'''

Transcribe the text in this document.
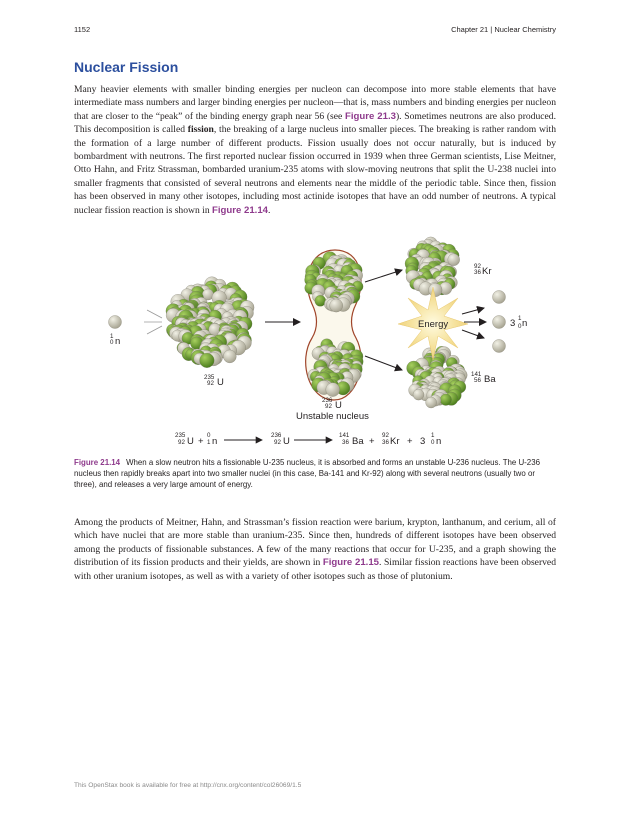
1152	Chapter 21 | Nuclear Chemistry
Nuclear Fission

Many heavier elements with smaller binding energies per nucleon can decompose into more stable elements that have intermediate mass numbers and larger binding energies per nucleon—that is, mass numbers and binding energies per nucleon that are closer to the “peak” of the binding energy graph near 56 (see Figure 21.3). Sometimes neutrons are also produced. This decomposition is called fission, the breaking of a large nucleus into smaller pieces. The breaking is rather random with the formation of a large number of different products. Fission usually does not occur naturally, but is induced by bombardment with neutrons. The first reported nuclear fission occurred in 1939 when three German scientists, Lise Meitner, Otto Hahn, and Fritz Strassman, bombarded uranium-235 atoms with slow-moving neutrons that split the U-238 nuclei into smaller fragments that consisted of several neutrons and elements near the middle of the periodic table. Since then, fission has been observed in many other isotopes, including most actinide isotopes that have an odd number of neutrons. A typical nuclear fission reaction is shown in Figure 21.14.

1
0 n
235
92 U
236
92 U
Unstable nucleus
92
36 Kr
141
56 Ba
Energy	3 1
0 n
235
92 U +
0
1 n
236
92 U
141
36 Ba +
92
36 Kr + 3
1
0 n

Figure 21.14 When a slow neutron hits a fissionable U-235 nucleus, it is absorbed and forms an unstable U-236 nucleus. The U-236 nucleus then rapidly breaks apart into two smaller nuclei (in this case, Ba-141 and Kr-92) along with several neutrons (usually two or three), and releases a very large amount of energy.

Among the products of Meitner, Hahn, and Strassman’s fission reaction were barium, krypton, lanthanum, and cerium, all of which have nuclei that are more stable than uranium-235. Since then, hundreds of different isotopes have been observed among the products of fissionable substances. A few of the many reactions that occur for U-235, and a graph showing the distribution of its fission products and their yields, are shown in Figure 21.15. Similar fission reactions have been observed with other uranium isotopes, as well as with a variety of other isotopes such as those of plutonium.

This OpenStax book is available for free at http://cnx.org/content/col26069/1.5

'''

▸ **What you are asked to do**
Only lines that contain the word "fissionable" are wanted; copy each of them.

▸ **Solution for this problem**
Figure 21.14 When a slow neutron hits a fissionable U-235 nucleus, it is absorbed and forms an unstable U-236 nucleus. The U-236 nucleus then rapidly breaks apart into two smaller nuclei (in this case, Ba-141 and Kr-92) along with several neutrons (usually two or three), and releases a very large amount of energy.
Among the products of Meitner, Hahn, and Strassman’s fission reaction were barium, krypton, lanthanum, and cerium, all of which have nuclei that are more stable than uranium-235. Since then, hundreds of different isotopes have been observed among the products of fissionable substances. A few of the many reactions that occur for U-235, and a graph showing the distribution of its fission products and their yields, are shown in Figure 21.15. Similar fission reactions have been observed with other uranium isotopes, as well as with a variety of other isotopes such as those of plutonium.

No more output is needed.